Problem statement:
Give a verbatim copy of the lines below, minus the pictures.

Records from a collection:
_ _ _ _
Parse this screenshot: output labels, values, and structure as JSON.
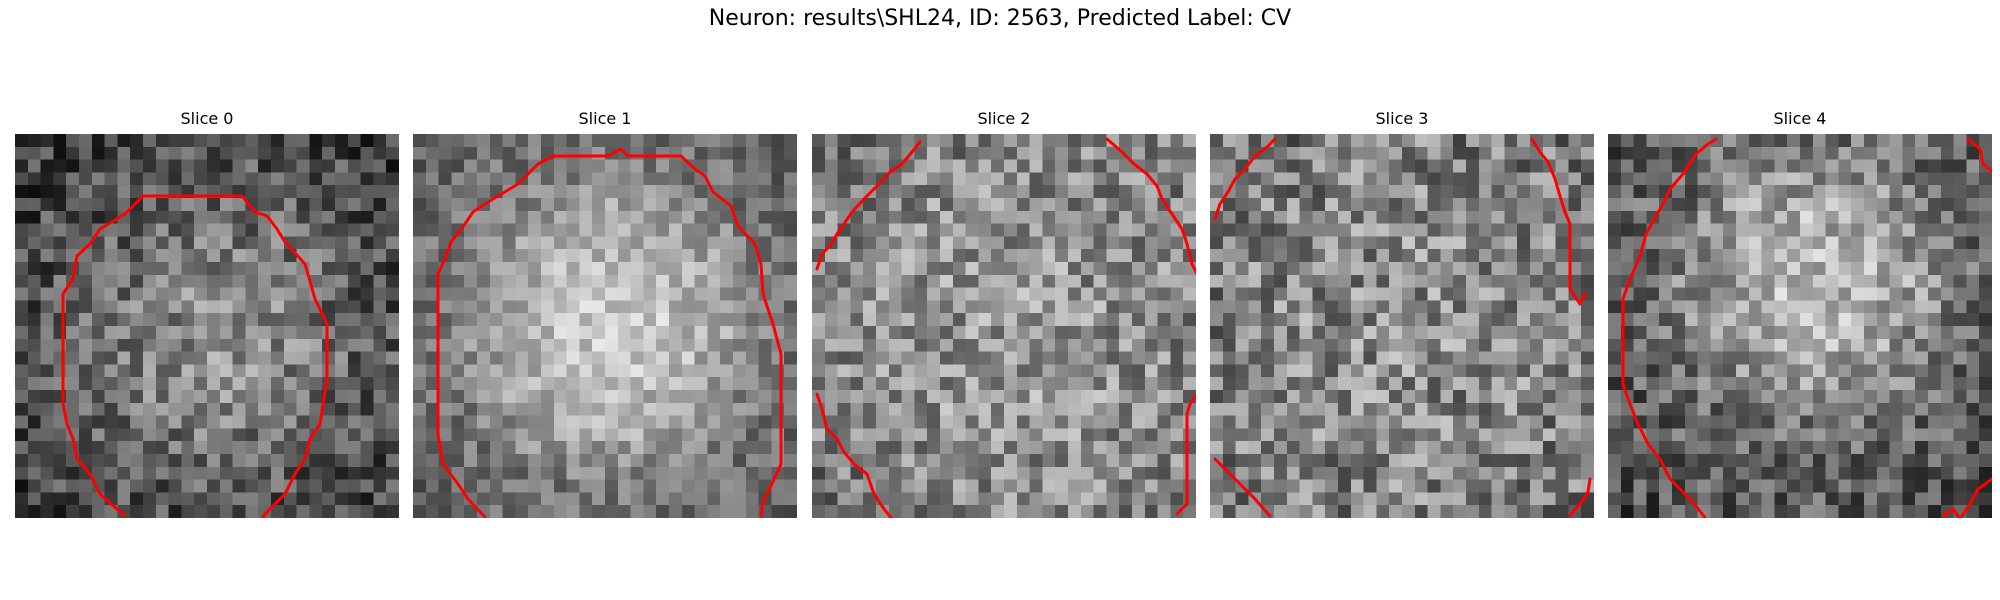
{
  "figure": {
    "title": "Neuron: results\\SHL24, ID: 2563, Predicted Label: CV"
  },
  "panels": [
    {
      "label": "Slice 0",
      "image": "grayscale-microscopy-slice-0",
      "contour_color": "#ff0000"
    },
    {
      "label": "Slice 1",
      "image": "grayscale-microscopy-slice-1",
      "contour_color": "#ff0000"
    },
    {
      "label": "Slice 2",
      "image": "grayscale-microscopy-slice-2",
      "contour_color": "#ff0000"
    },
    {
      "label": "Slice 3",
      "image": "grayscale-microscopy-slice-3",
      "contour_color": "#ff0000"
    },
    {
      "label": "Slice 4",
      "image": "grayscale-microscopy-slice-4",
      "contour_color": "#ff0000"
    }
  ]
}
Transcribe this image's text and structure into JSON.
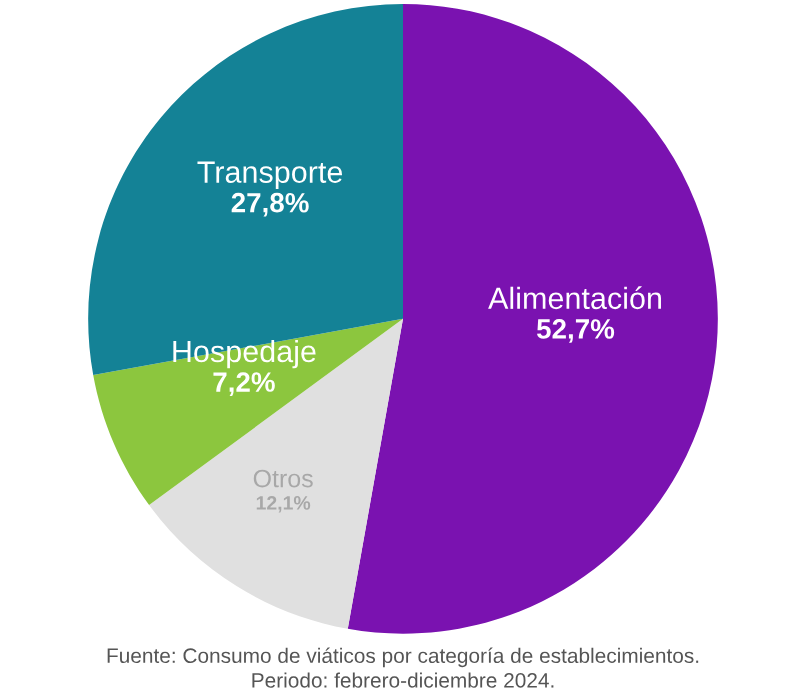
{
  "chart_data": {
    "type": "pie",
    "categories": [
      "Alimentación",
      "Otros",
      "Hospedaje",
      "Transporte"
    ],
    "values": [
      52.7,
      12.1,
      7.2,
      27.8
    ],
    "value_labels": [
      "52,7%",
      "12,1%",
      "7,2%",
      "27,8%"
    ],
    "colors": [
      "#7a12b0",
      "#e0e0e0",
      "#8cc63e",
      "#148296"
    ],
    "annotations": [
      "Fuente: Consumo de viáticos por categoría de establecimientos.\nPeriodo: febrero-diciembre 2024."
    ]
  }
}
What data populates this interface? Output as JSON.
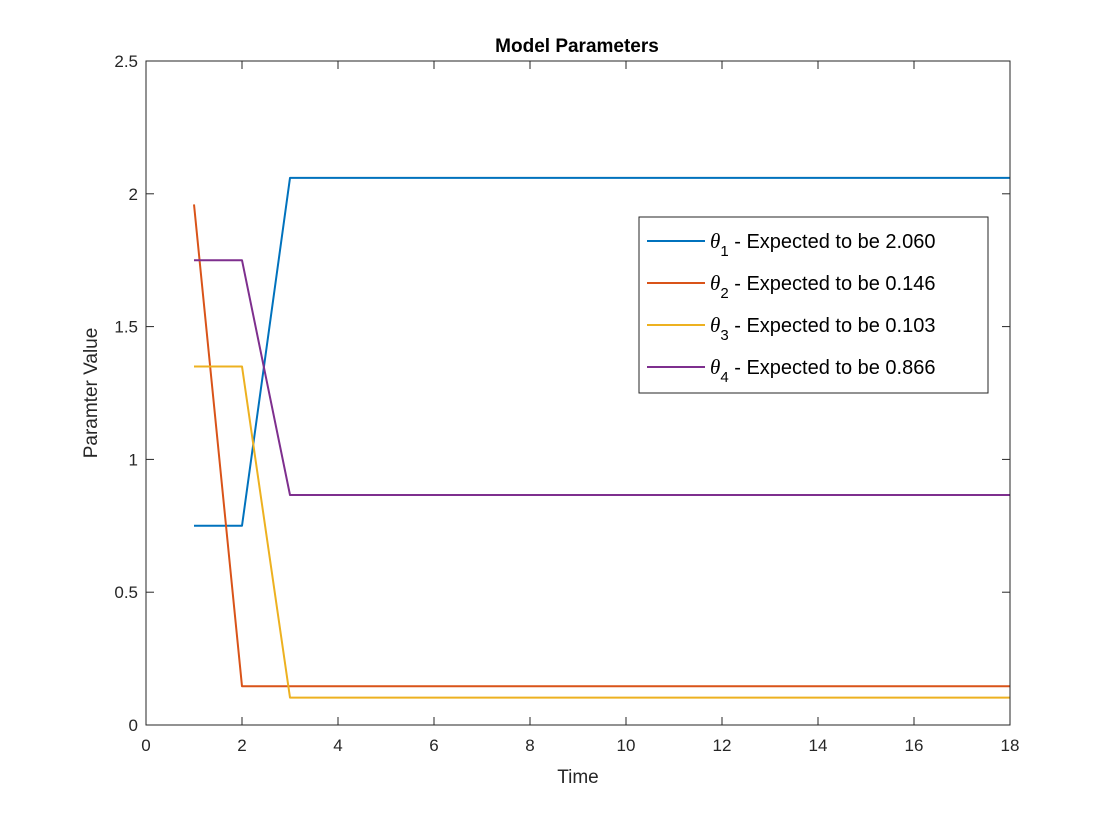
{
  "chart_data": {
    "type": "line",
    "title": "Model Parameters",
    "xlabel": "Time",
    "ylabel": "Paramter Value",
    "xlim": [
      0,
      18
    ],
    "ylim": [
      0,
      2.5
    ],
    "xticks": [
      0,
      2,
      4,
      6,
      8,
      10,
      12,
      14,
      16,
      18
    ],
    "yticks": [
      0,
      0.5,
      1,
      1.5,
      2,
      2.5
    ],
    "xtick_labels": [
      "0",
      "2",
      "4",
      "6",
      "8",
      "10",
      "12",
      "14",
      "16",
      "18"
    ],
    "ytick_labels": [
      "0",
      "0.5",
      "1",
      "1.5",
      "2",
      "2.5"
    ],
    "grid": false,
    "box": true,
    "legend_position": "upper-right",
    "x": [
      1,
      2,
      3,
      18
    ],
    "series": [
      {
        "symbol": "θ",
        "subscript": "1",
        "legend_text": " - Expected to be 2.060",
        "color": "#0072BD",
        "values": [
          0.75,
          0.75,
          2.06,
          2.06
        ]
      },
      {
        "symbol": "θ",
        "subscript": "2",
        "legend_text": " - Expected to be 0.146",
        "color": "#D95319",
        "values": [
          1.96,
          0.146,
          0.146,
          0.146
        ]
      },
      {
        "symbol": "θ",
        "subscript": "3",
        "legend_text": " - Expected to be 0.103",
        "color": "#EDB120",
        "values": [
          1.35,
          1.35,
          0.103,
          0.103
        ]
      },
      {
        "symbol": "θ",
        "subscript": "4",
        "legend_text": " - Expected to be 0.866",
        "color": "#7E2F8E",
        "values": [
          1.75,
          1.75,
          0.866,
          0.866
        ]
      }
    ]
  }
}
_ _ _ _
Task answer:
Parse this screenshot: output labels, values, and structure as JSON.
{
  "figure": {
    "title": "Neuron: results\\SHL24, ID: 2563, Predicted Label: CV"
  },
  "panels": [
    {
      "label": "Slice 0",
      "image": "grayscale-microscopy-slice-0",
      "contour_color": "#ff0000"
    },
    {
      "label": "Slice 1",
      "image": "grayscale-microscopy-slice-1",
      "contour_color": "#ff0000"
    },
    {
      "label": "Slice 2",
      "image": "grayscale-microscopy-slice-2",
      "contour_color": "#ff0000"
    },
    {
      "label": "Slice 3",
      "image": "grayscale-microscopy-slice-3",
      "contour_color": "#ff0000"
    },
    {
      "label": "Slice 4",
      "image": "grayscale-microscopy-slice-4",
      "contour_color": "#ff0000"
    }
  ]
}
Transcribe this image's text and structure into JSON.
{
  "chart_data": {
    "type": "pie",
    "categories": [
      "Alimentación",
      "Otros",
      "Hospedaje",
      "Transporte"
    ],
    "values": [
      52.7,
      12.1,
      7.2,
      27.8
    ],
    "value_labels": [
      "52,7%",
      "12,1%",
      "7,2%",
      "27,8%"
    ],
    "colors": [
      "#7a12b0",
      "#e0e0e0",
      "#8cc63e",
      "#148296"
    ],
    "annotations": [
      "Fuente: Consumo de viáticos por categoría de establecimientos.\nPeriodo: febrero-diciembre 2024."
    ]
  }
}
What data populates this interface? Output as JSON.
{
  "chart_data": {
    "type": "line",
    "title": "Model Parameters",
    "xlabel": "Time",
    "ylabel": "Paramter Value",
    "xlim": [
      0,
      18
    ],
    "ylim": [
      0,
      2.5
    ],
    "xticks": [
      0,
      2,
      4,
      6,
      8,
      10,
      12,
      14,
      16,
      18
    ],
    "yticks": [
      0,
      0.5,
      1,
      1.5,
      2,
      2.5
    ],
    "xtick_labels": [
      "0",
      "2",
      "4",
      "6",
      "8",
      "10",
      "12",
      "14",
      "16",
      "18"
    ],
    "ytick_labels": [
      "0",
      "0.5",
      "1",
      "1.5",
      "2",
      "2.5"
    ],
    "grid": false,
    "box": true,
    "legend_position": "upper-right",
    "x": [
      1,
      2,
      3,
      18
    ],
    "series": [
      {
        "symbol": "θ",
        "subscript": "1",
        "legend_text": " - Expected to be 2.060",
        "color": "#0072BD",
        "values": [
          0.75,
          0.75,
          2.06,
          2.06
        ]
      },
      {
        "symbol": "θ",
        "subscript": "2",
        "legend_text": " - Expected to be 0.146",
        "color": "#D95319",
        "values": [
          1.96,
          0.146,
          0.146,
          0.146
        ]
      },
      {
        "symbol": "θ",
        "subscript": "3",
        "legend_text": " - Expected to be 0.103",
        "color": "#EDB120",
        "values": [
          1.35,
          1.35,
          0.103,
          0.103
        ]
      },
      {
        "symbol": "θ",
        "subscript": "4",
        "legend_text": " - Expected to be 0.866",
        "color": "#7E2F8E",
        "values": [
          1.75,
          1.75,
          0.866,
          0.866
        ]
      }
    ]
  }
}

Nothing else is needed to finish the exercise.